_Goal_
Copy out every line exactly, passing over the pictures.
----------------
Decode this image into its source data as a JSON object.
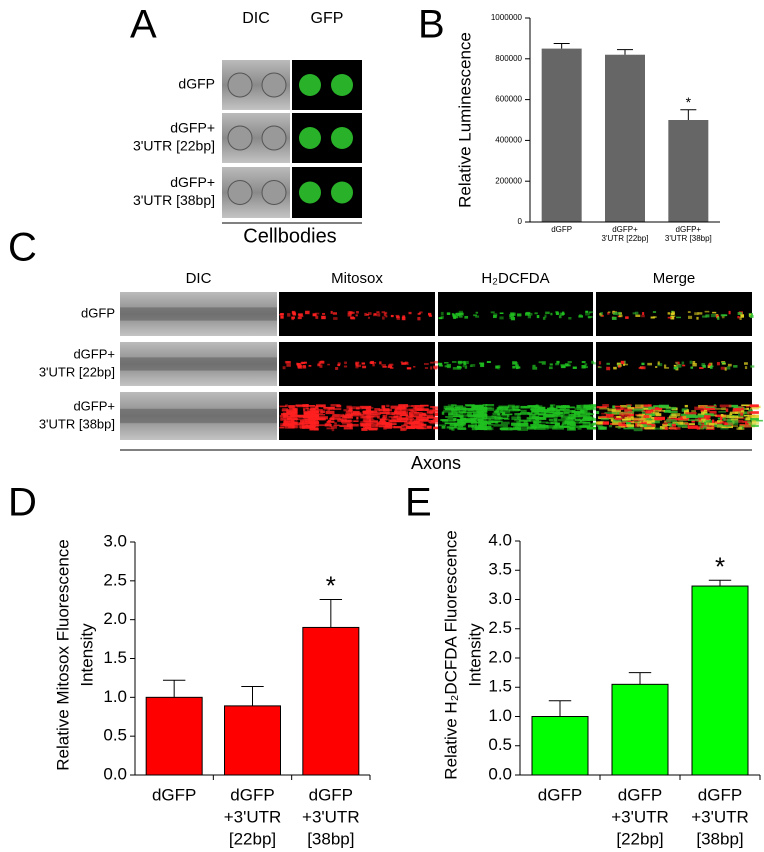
{
  "panel_labels": [
    "A",
    "B",
    "C",
    "D",
    "E"
  ],
  "panel_a": {
    "columns": [
      "DIC",
      "GFP"
    ],
    "rows": [
      [
        "dGFP"
      ],
      [
        "dGFP+",
        "3'UTR [22bp]"
      ],
      [
        "dGFP+",
        "3'UTR [38bp]"
      ]
    ],
    "caption": "Cellbodies"
  },
  "panel_c": {
    "columns": [
      "DIC",
      "Mitosox",
      "H₂DCFDA",
      "Merge"
    ],
    "rows": [
      [
        "dGFP"
      ],
      [
        "dGFP+",
        "3'UTR [22bp]"
      ],
      [
        "dGFP+",
        "3'UTR [38bp]"
      ]
    ],
    "caption": "Axons"
  },
  "chart_data": [
    {
      "type": "bar",
      "ylabel": [
        "Relative Luminescence"
      ],
      "categories": [
        [
          "dGFP"
        ],
        [
          "dGFP+",
          "3'UTR [22bp]"
        ],
        [
          "dGFP+",
          "3'UTR [38bp]"
        ]
      ],
      "values": [
        850000,
        820000,
        500000
      ],
      "errors": [
        25000,
        25000,
        50000
      ],
      "significance": [
        null,
        null,
        "*"
      ],
      "color": "#666666",
      "ylim": [
        0,
        1000000
      ],
      "yticks": [
        0,
        200000,
        400000,
        600000,
        800000,
        1000000
      ]
    },
    {
      "type": "bar",
      "ylabel": [
        "Relative Mitosox Fluorescence",
        "Intensity"
      ],
      "categories": [
        [
          "dGFP"
        ],
        [
          "dGFP",
          "+3'UTR",
          "[22bp]"
        ],
        [
          "dGFP",
          "+3'UTR",
          "[38bp]"
        ]
      ],
      "values": [
        1.0,
        0.89,
        1.9
      ],
      "errors": [
        0.22,
        0.25,
        0.36
      ],
      "significance": [
        null,
        null,
        "*"
      ],
      "color": "#ff0000",
      "ylim": [
        0,
        3
      ],
      "yticks": [
        {
          "value": 0,
          "label": "0.0"
        },
        0.5,
        {
          "value": 1,
          "label": "1.0"
        },
        1.5,
        {
          "value": 2,
          "label": "2.0"
        },
        2.5,
        {
          "value": 3,
          "label": "3.0"
        }
      ]
    },
    {
      "type": "bar",
      "ylabel": [
        "Relative H₂DCFDA Fluorescence",
        "Intensity"
      ],
      "categories": [
        [
          "dGFP"
        ],
        [
          "dGFP",
          "+3'UTR",
          "[22bp]"
        ],
        [
          "dGFP",
          "+3'UTR",
          "[38bp]"
        ]
      ],
      "values": [
        1.0,
        1.55,
        3.23
      ],
      "errors": [
        0.27,
        0.2,
        0.1
      ],
      "significance": [
        null,
        null,
        "*"
      ],
      "color": "#00ff00",
      "ylim": [
        0,
        4
      ],
      "yticks": [
        {
          "value": 0,
          "label": "0.0"
        },
        0.5,
        {
          "value": 1,
          "label": "1.0"
        },
        1.5,
        {
          "value": 2,
          "label": "2.0"
        },
        2.5,
        {
          "value": 3,
          "label": "3.0"
        },
        3.5,
        {
          "value": 4,
          "label": "4.0"
        }
      ]
    }
  ]
}
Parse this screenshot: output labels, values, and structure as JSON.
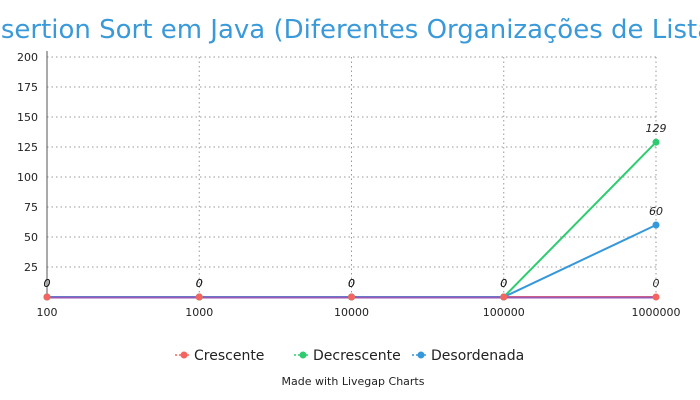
{
  "chart_data": {
    "type": "line",
    "title": "Insertion Sort em Java (Diferentes Organizações de Lista)",
    "categories": [
      "100",
      "1000",
      "10000",
      "100000",
      "1000000"
    ],
    "ylim": [
      0,
      200
    ],
    "yticks": [
      "25",
      "50",
      "75",
      "100",
      "125",
      "150",
      "175",
      "200"
    ],
    "grid": true,
    "legend_position": "bottom",
    "series": [
      {
        "name": "Crescente",
        "color": "#f5655f",
        "values": [
          0,
          0,
          0,
          0,
          0
        ],
        "labels": [
          "0",
          "0",
          "0",
          "0",
          "0"
        ]
      },
      {
        "name": "Decrescente",
        "color": "#2ecc71",
        "values": [
          0,
          0,
          0,
          0,
          129
        ],
        "labels": [
          "0",
          "0",
          "0",
          "0",
          "129"
        ]
      },
      {
        "name": "Desordenada",
        "color": "#3498db",
        "values": [
          0,
          0,
          0,
          0,
          60
        ],
        "labels": [
          "0",
          "0",
          "0",
          "0",
          "60"
        ]
      }
    ],
    "overlay_line_color": "#9b59b6"
  },
  "credit": "Made with Livegap Charts"
}
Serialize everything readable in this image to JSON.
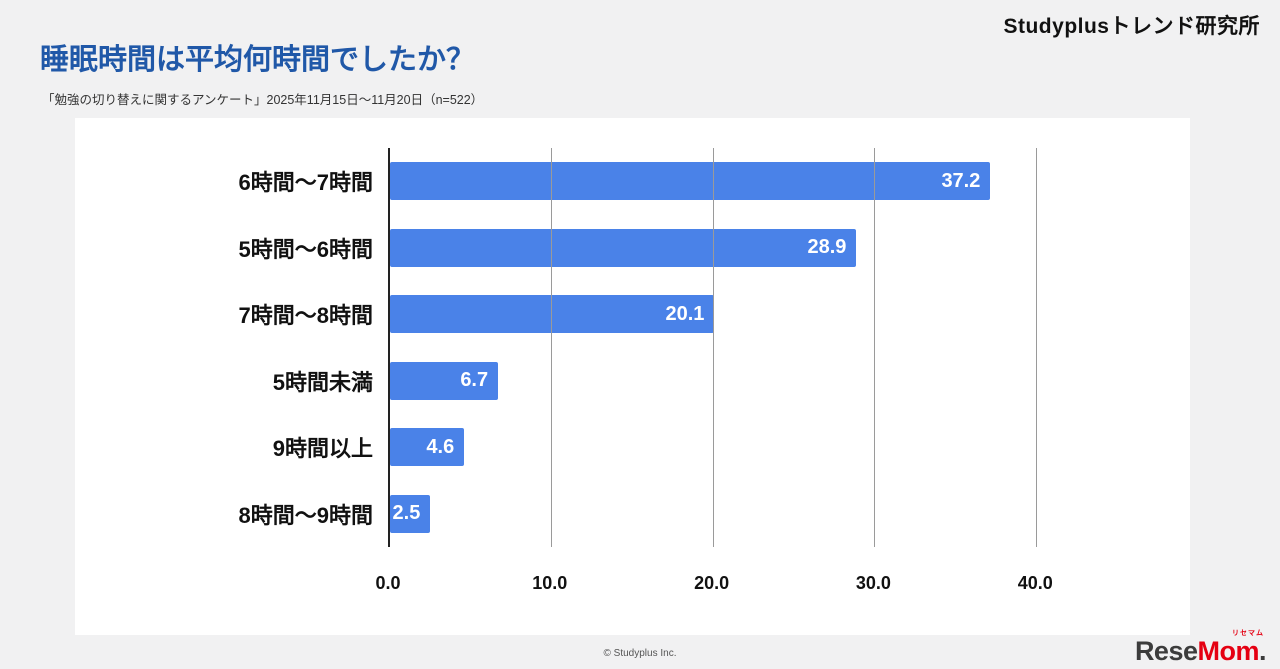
----------------
_Answer in full_
Decode this image into its source data as a JSON object.
{
  "panel_labels": [
    "A",
    "B",
    "C",
    "D",
    "E"
  ],
  "panel_a": {
    "columns": [
      "DIC",
      "GFP"
    ],
    "rows": [
      [
        "dGFP"
      ],
      [
        "dGFP+",
        "3'UTR [22bp]"
      ],
      [
        "dGFP+",
        "3'UTR [38bp]"
      ]
    ],
    "caption": "Cellbodies"
  },
  "panel_c": {
    "columns": [
      "DIC",
      "Mitosox",
      "H₂DCFDA",
      "Merge"
    ],
    "rows": [
      [
        "dGFP"
      ],
      [
        "dGFP+",
        "3'UTR [22bp]"
      ],
      [
        "dGFP+",
        "3'UTR [38bp]"
      ]
    ],
    "caption": "Axons"
  },
  "chart_data": [
    {
      "type": "bar",
      "ylabel": [
        "Relative Luminescence"
      ],
      "categories": [
        [
          "dGFP"
        ],
        [
          "dGFP+",
          "3'UTR [22bp]"
        ],
        [
          "dGFP+",
          "3'UTR [38bp]"
        ]
      ],
      "values": [
        850000,
        820000,
        500000
      ],
      "errors": [
        25000,
        25000,
        50000
      ],
      "significance": [
        null,
        null,
        "*"
      ],
      "color": "#666666",
      "ylim": [
        0,
        1000000
      ],
      "yticks": [
        0,
        200000,
        400000,
        600000,
        800000,
        1000000
      ]
    },
    {
      "type": "bar",
      "ylabel": [
        "Relative Mitosox Fluorescence",
        "Intensity"
      ],
      "categories": [
        [
          "dGFP"
        ],
        [
          "dGFP",
          "+3'UTR",
          "[22bp]"
        ],
        [
          "dGFP",
          "+3'UTR",
          "[38bp]"
        ]
      ],
      "values": [
        1.0,
        0.89,
        1.9
      ],
      "errors": [
        0.22,
        0.25,
        0.36
      ],
      "significance": [
        null,
        null,
        "*"
      ],
      "color": "#ff0000",
      "ylim": [
        0,
        3
      ],
      "yticks": [
        {
          "value": 0,
          "label": "0.0"
        },
        0.5,
        {
          "value": 1,
          "label": "1.0"
        },
        1.5,
        {
          "value": 2,
          "label": "2.0"
        },
        2.5,
        {
          "value": 3,
          "label": "3.0"
        }
      ]
    },
    {
      "type": "bar",
      "ylabel": [
        "Relative H₂DCFDA Fluorescence",
        "Intensity"
      ],
      "categories": [
        [
          "dGFP"
        ],
        [
          "dGFP",
          "+3'UTR",
          "[22bp]"
        ],
        [
          "dGFP",
          "+3'UTR",
          "[38bp]"
        ]
      ],
      "values": [
        1.0,
        1.55,
        3.23
      ],
      "errors": [
        0.27,
        0.2,
        0.1
      ],
      "significance": [
        null,
        null,
        "*"
      ],
      "color": "#00ff00",
      "ylim": [
        0,
        4
      ],
      "yticks": [
        {
          "value": 0,
          "label": "0.0"
        },
        0.5,
        {
          "value": 1,
          "label": "1.0"
        },
        1.5,
        {
          "value": 2,
          "label": "2.0"
        },
        2.5,
        {
          "value": 3,
          "label": "3.0"
        },
        3.5,
        {
          "value": 4,
          "label": "4.0"
        }
      ]
    }
  ]
}
Parse this screenshot: output labels, values, and structure as JSON.
{
  "chart_data": {
    "type": "line",
    "title": "Insertion Sort em Java (Diferentes Organizações de Lista)",
    "categories": [
      "100",
      "1000",
      "10000",
      "100000",
      "1000000"
    ],
    "ylim": [
      0,
      200
    ],
    "yticks": [
      "25",
      "50",
      "75",
      "100",
      "125",
      "150",
      "175",
      "200"
    ],
    "grid": true,
    "legend_position": "bottom",
    "series": [
      {
        "name": "Crescente",
        "color": "#f5655f",
        "values": [
          0,
          0,
          0,
          0,
          0
        ],
        "labels": [
          "0",
          "0",
          "0",
          "0",
          "0"
        ]
      },
      {
        "name": "Decrescente",
        "color": "#2ecc71",
        "values": [
          0,
          0,
          0,
          0,
          129
        ],
        "labels": [
          "0",
          "0",
          "0",
          "0",
          "129"
        ]
      },
      {
        "name": "Desordenada",
        "color": "#3498db",
        "values": [
          0,
          0,
          0,
          0,
          60
        ],
        "labels": [
          "0",
          "0",
          "0",
          "0",
          "60"
        ]
      }
    ],
    "overlay_line_color": "#9b59b6"
  },
  "credit": "Made with Livegap Charts"
}
Serialize everything readable in this image to JSON.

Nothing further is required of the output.